:: Data entries ::
________________________
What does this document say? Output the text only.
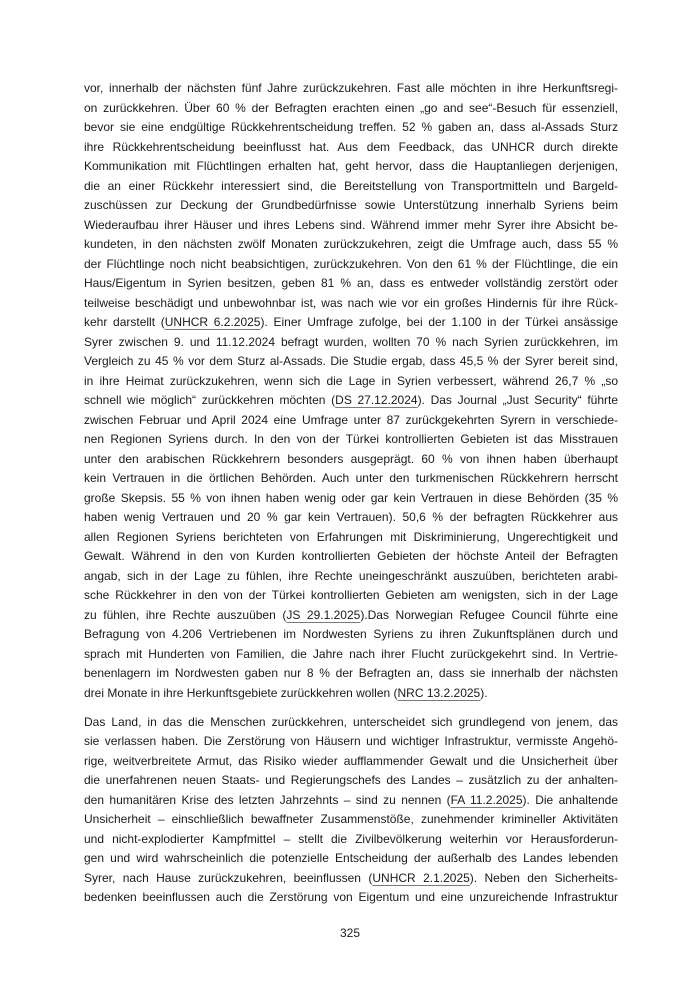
vor, innerhalb der nächsten fünf Jahre zurückzukehren. Fast alle möchten in ihre Herkunftsregi-
on zurückkehren. Über 60 % der Befragten erachten einen „go and see“-Besuch für essenziell,
bevor sie eine endgültige Rückkehrentscheidung treffen. 52 % gaben an, dass al-Assads Sturz
ihre Rückkehrentscheidung beeinflusst hat. Aus dem Feedback, das UNHCR durch direkte
Kommunikation mit Flüchtlingen erhalten hat, geht hervor, dass die Hauptanliegen derjenigen,
die an einer Rückkehr interessiert sind, die Bereitstellung von Transportmitteln und Bargeld-
zuschüssen zur Deckung der Grundbedürfnisse sowie Unterstützung innerhalb Syriens beim
Wiederaufbau ihrer Häuser und ihres Lebens sind. Während immer mehr Syrer ihre Absicht be-
kundeten, in den nächsten zwölf Monaten zurückzukehren, zeigt die Umfrage auch, dass 55 %
der Flüchtlinge noch nicht beabsichtigen, zurückzukehren. Von den 61 % der Flüchtlinge, die ein
Haus/Eigentum in Syrien besitzen, geben 81 % an, dass es entweder vollständig zerstört oder
teilweise beschädigt und unbewohnbar ist, was nach wie vor ein großes Hindernis für ihre Rück-
kehr darstellt (UNHCR 6.2.2025). Einer Umfrage zufolge, bei der 1.100 in der Türkei ansässige
Syrer zwischen 9. und 11.12.2024 befragt wurden, wollten 70 % nach Syrien zurückkehren, im
Vergleich zu 45 % vor dem Sturz al-Assads. Die Studie ergab, dass 45,5 % der Syrer bereit sind,
in ihre Heimat zurückzukehren, wenn sich die Lage in Syrien verbessert, während 26,7 % „so
schnell wie möglich“ zurückkehren möchten (DS 27.12.2024). Das Journal „Just Security“ führte
zwischen Februar und April 2024 eine Umfrage unter 87 zurückgekehrten Syrern in verschiede-
nen Regionen Syriens durch. In den von der Türkei kontrollierten Gebieten ist das Misstrauen
unter den arabischen Rückkehrern besonders ausgeprägt. 60 % von ihnen haben überhaupt
kein Vertrauen in die örtlichen Behörden. Auch unter den turkmenischen Rückkehrern herrscht
große Skepsis. 55 % von ihnen haben wenig oder gar kein Vertrauen in diese Behörden (35 %
haben wenig Vertrauen und 20 % gar kein Vertrauen). 50,6 % der befragten Rückkehrer aus
allen Regionen Syriens berichteten von Erfahrungen mit Diskriminierung, Ungerechtigkeit und
Gewalt. Während in den von Kurden kontrollierten Gebieten der höchste Anteil der Befragten
angab, sich in der Lage zu fühlen, ihre Rechte uneingeschränkt auszuüben, berichteten arabi-
sche Rückkehrer in den von der Türkei kontrollierten Gebieten am wenigsten, sich in der Lage
zu fühlen, ihre Rechte auszuüben (JS 29.1.2025).Das Norwegian Refugee Council führte eine
Befragung von 4.206 Vertriebenen im Nordwesten Syriens zu ihren Zukunftsplänen durch und
sprach mit Hunderten von Familien, die Jahre nach ihrer Flucht zurückgekehrt sind. In Vertrie-
benenlagern im Nordwesten gaben nur 8 % der Befragten an, dass sie innerhalb der nächsten
drei Monate in ihre Herkunftsgebiete zurückkehren wollen (NRC 13.2.2025).
Das Land, in das die Menschen zurückkehren, unterscheidet sich grundlegend von jenem, das
sie verlassen haben. Die Zerstörung von Häusern und wichtiger Infrastruktur, vermisste Angehö-
rige, weitverbreitete Armut, das Risiko wieder aufflammender Gewalt und die Unsicherheit über
die unerfahrenen neuen Staats- und Regierungschefs des Landes – zusätzlich zu der anhalten-
den humanitären Krise des letzten Jahrzehnts – sind zu nennen (FA 11.2.2025). Die anhaltende
Unsicherheit – einschließlich bewaffneter Zusammenstöße, zunehmender krimineller Aktivitäten
und nicht-explodierter Kampfmittel – stellt die Zivilbevölkerung weiterhin vor Herausforderun-
gen und wird wahrscheinlich die potenzielle Entscheidung der außerhalb des Landes lebenden
Syrer, nach Hause zurückzukehren, beeinflussen (UNHCR 2.1.2025). Neben den Sicherheits-
bedenken beeinflussen auch die Zerstörung von Eigentum und eine unzureichende Infrastruktur
325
________________________
:: JOB ::
Except for the pictures, reproduce every line exactly.

:: FULL OUTPUT ::
What does this document say? Output the text only.
vor, innerhalb der nächsten fünf Jahre zurückzukehren. Fast alle möchten in ihre Herkunftsregi-
on zurückkehren. Über 60 % der Befragten erachten einen „go and see“-Besuch für essenziell,
bevor sie eine endgültige Rückkehrentscheidung treffen. 52 % gaben an, dass al-Assads Sturz
ihre Rückkehrentscheidung beeinflusst hat. Aus dem Feedback, das UNHCR durch direkte
Kommunikation mit Flüchtlingen erhalten hat, geht hervor, dass die Hauptanliegen derjenigen,
die an einer Rückkehr interessiert sind, die Bereitstellung von Transportmitteln und Bargeld-
zuschüssen zur Deckung der Grundbedürfnisse sowie Unterstützung innerhalb Syriens beim
Wiederaufbau ihrer Häuser und ihres Lebens sind. Während immer mehr Syrer ihre Absicht be-
kundeten, in den nächsten zwölf Monaten zurückzukehren, zeigt die Umfrage auch, dass 55 %
der Flüchtlinge noch nicht beabsichtigen, zurückzukehren. Von den 61 % der Flüchtlinge, die ein
Haus/Eigentum in Syrien besitzen, geben 81 % an, dass es entweder vollständig zerstört oder
teilweise beschädigt und unbewohnbar ist, was nach wie vor ein großes Hindernis für ihre Rück-
kehr darstellt (UNHCR 6.2.2025). Einer Umfrage zufolge, bei der 1.100 in der Türkei ansässige
Syrer zwischen 9. und 11.12.2024 befragt wurden, wollten 70 % nach Syrien zurückkehren, im
Vergleich zu 45 % vor dem Sturz al-Assads. Die Studie ergab, dass 45,5 % der Syrer bereit sind,
in ihre Heimat zurückzukehren, wenn sich die Lage in Syrien verbessert, während 26,7 % „so
schnell wie möglich“ zurückkehren möchten (DS 27.12.2024). Das Journal „Just Security“ führte
zwischen Februar und April 2024 eine Umfrage unter 87 zurückgekehrten Syrern in verschiede-
nen Regionen Syriens durch. In den von der Türkei kontrollierten Gebieten ist das Misstrauen
unter den arabischen Rückkehrern besonders ausgeprägt. 60 % von ihnen haben überhaupt
kein Vertrauen in die örtlichen Behörden. Auch unter den turkmenischen Rückkehrern herrscht
große Skepsis. 55 % von ihnen haben wenig oder gar kein Vertrauen in diese Behörden (35 %
haben wenig Vertrauen und 20 % gar kein Vertrauen). 50,6 % der befragten Rückkehrer aus
allen Regionen Syriens berichteten von Erfahrungen mit Diskriminierung, Ungerechtigkeit und
Gewalt. Während in den von Kurden kontrollierten Gebieten der höchste Anteil der Befragten
angab, sich in der Lage zu fühlen, ihre Rechte uneingeschränkt auszuüben, berichteten arabi-
sche Rückkehrer in den von der Türkei kontrollierten Gebieten am wenigsten, sich in der Lage
zu fühlen, ihre Rechte auszuüben (JS 29.1.2025).Das Norwegian Refugee Council führte eine
Befragung von 4.206 Vertriebenen im Nordwesten Syriens zu ihren Zukunftsplänen durch und
sprach mit Hunderten von Familien, die Jahre nach ihrer Flucht zurückgekehrt sind. In Vertrie-
benenlagern im Nordwesten gaben nur 8 % der Befragten an, dass sie innerhalb der nächsten
drei Monate in ihre Herkunftsgebiete zurückkehren wollen (NRC 13.2.2025).
Das Land, in das die Menschen zurückkehren, unterscheidet sich grundlegend von jenem, das
sie verlassen haben. Die Zerstörung von Häusern und wichtiger Infrastruktur, vermisste Angehö-
rige, weitverbreitete Armut, das Risiko wieder aufflammender Gewalt und die Unsicherheit über
die unerfahrenen neuen Staats- und Regierungschefs des Landes – zusätzlich zu der anhalten-
den humanitären Krise des letzten Jahrzehnts – sind zu nennen (FA 11.2.2025). Die anhaltende
Unsicherheit – einschließlich bewaffneter Zusammenstöße, zunehmender krimineller Aktivitäten
und nicht-explodierter Kampfmittel – stellt die Zivilbevölkerung weiterhin vor Herausforderun-
gen und wird wahrscheinlich die potenzielle Entscheidung der außerhalb des Landes lebenden
Syrer, nach Hause zurückzukehren, beeinflussen (UNHCR 2.1.2025). Neben den Sicherheits-
bedenken beeinflussen auch die Zerstörung von Eigentum und eine unzureichende Infrastruktur
325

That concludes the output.